» SHORT PROBLEM
Copy out all the entries exactly.

[Extracted data entries]
----------
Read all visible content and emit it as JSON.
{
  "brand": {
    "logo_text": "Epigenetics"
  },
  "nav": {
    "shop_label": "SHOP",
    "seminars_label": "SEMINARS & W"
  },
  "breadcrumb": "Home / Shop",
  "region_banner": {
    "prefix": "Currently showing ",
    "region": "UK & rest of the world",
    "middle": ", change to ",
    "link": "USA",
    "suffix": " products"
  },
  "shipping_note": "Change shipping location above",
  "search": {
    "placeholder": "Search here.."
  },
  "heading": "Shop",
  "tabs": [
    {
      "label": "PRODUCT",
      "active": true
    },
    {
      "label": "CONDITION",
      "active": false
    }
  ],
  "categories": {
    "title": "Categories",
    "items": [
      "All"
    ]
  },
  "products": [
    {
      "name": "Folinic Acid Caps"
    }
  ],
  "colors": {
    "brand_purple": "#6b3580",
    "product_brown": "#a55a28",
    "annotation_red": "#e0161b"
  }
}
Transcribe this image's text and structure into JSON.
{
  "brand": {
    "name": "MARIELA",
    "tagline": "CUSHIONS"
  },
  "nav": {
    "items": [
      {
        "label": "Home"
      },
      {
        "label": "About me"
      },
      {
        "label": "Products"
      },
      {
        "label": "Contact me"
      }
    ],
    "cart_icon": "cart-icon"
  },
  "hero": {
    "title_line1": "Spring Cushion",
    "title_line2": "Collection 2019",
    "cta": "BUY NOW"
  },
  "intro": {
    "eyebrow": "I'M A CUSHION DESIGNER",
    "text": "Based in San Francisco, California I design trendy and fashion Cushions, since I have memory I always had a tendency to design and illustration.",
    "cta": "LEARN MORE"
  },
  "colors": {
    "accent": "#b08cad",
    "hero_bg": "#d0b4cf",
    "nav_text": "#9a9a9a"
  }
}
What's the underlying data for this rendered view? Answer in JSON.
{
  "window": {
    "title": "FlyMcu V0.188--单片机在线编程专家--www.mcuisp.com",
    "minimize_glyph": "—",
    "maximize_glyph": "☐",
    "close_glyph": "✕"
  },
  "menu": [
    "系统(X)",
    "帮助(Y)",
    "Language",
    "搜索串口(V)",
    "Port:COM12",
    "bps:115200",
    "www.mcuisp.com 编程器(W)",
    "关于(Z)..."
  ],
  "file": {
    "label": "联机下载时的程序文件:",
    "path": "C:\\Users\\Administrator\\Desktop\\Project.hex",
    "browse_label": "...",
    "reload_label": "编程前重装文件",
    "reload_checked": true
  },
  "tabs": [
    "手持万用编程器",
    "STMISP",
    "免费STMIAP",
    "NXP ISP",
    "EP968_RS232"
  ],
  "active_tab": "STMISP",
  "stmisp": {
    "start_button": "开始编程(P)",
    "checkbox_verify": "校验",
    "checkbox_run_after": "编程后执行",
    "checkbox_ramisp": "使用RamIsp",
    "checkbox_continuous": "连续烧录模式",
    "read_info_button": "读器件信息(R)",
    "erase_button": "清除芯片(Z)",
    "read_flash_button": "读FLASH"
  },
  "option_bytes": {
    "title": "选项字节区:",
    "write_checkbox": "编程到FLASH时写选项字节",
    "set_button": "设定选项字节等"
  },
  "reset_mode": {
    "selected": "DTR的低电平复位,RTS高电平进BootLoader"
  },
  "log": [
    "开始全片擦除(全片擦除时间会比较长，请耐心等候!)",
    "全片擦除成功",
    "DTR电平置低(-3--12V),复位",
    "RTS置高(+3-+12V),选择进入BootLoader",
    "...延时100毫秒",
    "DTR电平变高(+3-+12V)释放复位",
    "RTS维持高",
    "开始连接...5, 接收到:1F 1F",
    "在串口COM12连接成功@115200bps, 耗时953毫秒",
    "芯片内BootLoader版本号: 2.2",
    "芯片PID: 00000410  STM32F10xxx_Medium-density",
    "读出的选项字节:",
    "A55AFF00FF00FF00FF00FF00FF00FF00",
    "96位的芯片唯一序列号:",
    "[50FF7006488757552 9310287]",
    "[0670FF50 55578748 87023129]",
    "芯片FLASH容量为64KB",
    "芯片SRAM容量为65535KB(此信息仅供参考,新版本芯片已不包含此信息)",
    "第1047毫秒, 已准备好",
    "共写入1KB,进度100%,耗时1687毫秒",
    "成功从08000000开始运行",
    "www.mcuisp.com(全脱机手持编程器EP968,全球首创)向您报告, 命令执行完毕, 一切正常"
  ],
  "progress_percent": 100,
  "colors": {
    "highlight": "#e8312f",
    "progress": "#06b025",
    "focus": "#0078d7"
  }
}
----------
» OUTPUT OF THE TASK
Read all visible content and emit it as JSON.
{
  "brand": {
    "logo_text": "Epigenetics"
  },
  "nav": {
    "shop_label": "SHOP",
    "seminars_label": "SEMINARS & W"
  },
  "breadcrumb": "Home / Shop",
  "region_banner": {
    "prefix": "Currently showing ",
    "region": "UK & rest of the world",
    "middle": ", change to ",
    "link": "USA",
    "suffix": " products"
  },
  "shipping_note": "Change shipping location above",
  "search": {
    "placeholder": "Search here.."
  },
  "heading": "Shop",
  "tabs": [
    {
      "label": "PRODUCT",
      "active": true
    },
    {
      "label": "CONDITION",
      "active": false
    }
  ],
  "categories": {
    "title": "Categories",
    "items": [
      "All"
    ]
  },
  "products": [
    {
      "name": "Folinic Acid Caps"
    }
  ],
  "colors": {
    "brand_purple": "#6b3580",
    "product_brown": "#a55a28",
    "annotation_red": "#e0161b"
  }
}
Transcribe this image's text and structure into JSON.
{
  "brand": {
    "name": "MARIELA",
    "tagline": "CUSHIONS"
  },
  "nav": {
    "items": [
      {
        "label": "Home"
      },
      {
        "label": "About me"
      },
      {
        "label": "Products"
      },
      {
        "label": "Contact me"
      }
    ],
    "cart_icon": "cart-icon"
  },
  "hero": {
    "title_line1": "Spring Cushion",
    "title_line2": "Collection 2019",
    "cta": "BUY NOW"
  },
  "intro": {
    "eyebrow": "I'M A CUSHION DESIGNER",
    "text": "Based in San Francisco, California I design trendy and fashion Cushions, since I have memory I always had a tendency to design and illustration.",
    "cta": "LEARN MORE"
  },
  "colors": {
    "accent": "#b08cad",
    "hero_bg": "#d0b4cf",
    "nav_text": "#9a9a9a"
  }
}
What's the underlying data for this rendered view? Answer in JSON.
{
  "window": {
    "title": "FlyMcu V0.188--单片机在线编程专家--www.mcuisp.com",
    "minimize_glyph": "—",
    "maximize_glyph": "☐",
    "close_glyph": "✕"
  },
  "menu": [
    "系统(X)",
    "帮助(Y)",
    "Language",
    "搜索串口(V)",
    "Port:COM12",
    "bps:115200",
    "www.mcuisp.com 编程器(W)",
    "关于(Z)..."
  ],
  "file": {
    "label": "联机下载时的程序文件:",
    "path": "C:\\Users\\Administrator\\Desktop\\Project.hex",
    "browse_label": "...",
    "reload_label": "编程前重装文件",
    "reload_checked": true
  },
  "tabs": [
    "手持万用编程器",
    "STMISP",
    "免费STMIAP",
    "NXP ISP",
    "EP968_RS232"
  ],
  "active_tab": "STMISP",
  "stmisp": {
    "start_button": "开始编程(P)",
    "checkbox_verify": "校验",
    "checkbox_run_after": "编程后执行",
    "checkbox_ramisp": "使用RamIsp",
    "checkbox_continuous": "连续烧录模式",
    "read_info_button": "读器件信息(R)",
    "erase_button": "清除芯片(Z)",
    "read_flash_button": "读FLASH"
  },
  "option_bytes": {
    "title": "选项字节区:",
    "write_checkbox": "编程到FLASH时写选项字节",
    "set_button": "设定选项字节等"
  },
  "reset_mode": {
    "selected": "DTR的低电平复位,RTS高电平进BootLoader"
  },
  "log": [
    "开始全片擦除(全片擦除时间会比较长，请耐心等候!)",
    "全片擦除成功",
    "DTR电平置低(-3--12V),复位",
    "RTS置高(+3-+12V),选择进入BootLoader",
    "...延时100毫秒",
    "DTR电平变高(+3-+12V)释放复位",
    "RTS维持高",
    "开始连接...5, 接收到:1F 1F",
    "在串口COM12连接成功@115200bps, 耗时953毫秒",
    "芯片内BootLoader版本号: 2.2",
    "芯片PID: 00000410  STM32F10xxx_Medium-density",
    "读出的选项字节:",
    "A55AFF00FF00FF00FF00FF00FF00FF00",
    "96位的芯片唯一序列号:",
    "[50FF7006488757552 9310287]",
    "[0670FF50 55578748 87023129]",
    "芯片FLASH容量为64KB",
    "芯片SRAM容量为65535KB(此信息仅供参考,新版本芯片已不包含此信息)",
    "第1047毫秒, 已准备好",
    "共写入1KB,进度100%,耗时1687毫秒",
    "成功从08000000开始运行",
    "www.mcuisp.com(全脱机手持编程器EP968,全球首创)向您报告, 命令执行完毕, 一切正常"
  ],
  "progress_percent": 100,
  "colors": {
    "highlight": "#e8312f",
    "progress": "#06b025",
    "focus": "#0078d7"
  }
}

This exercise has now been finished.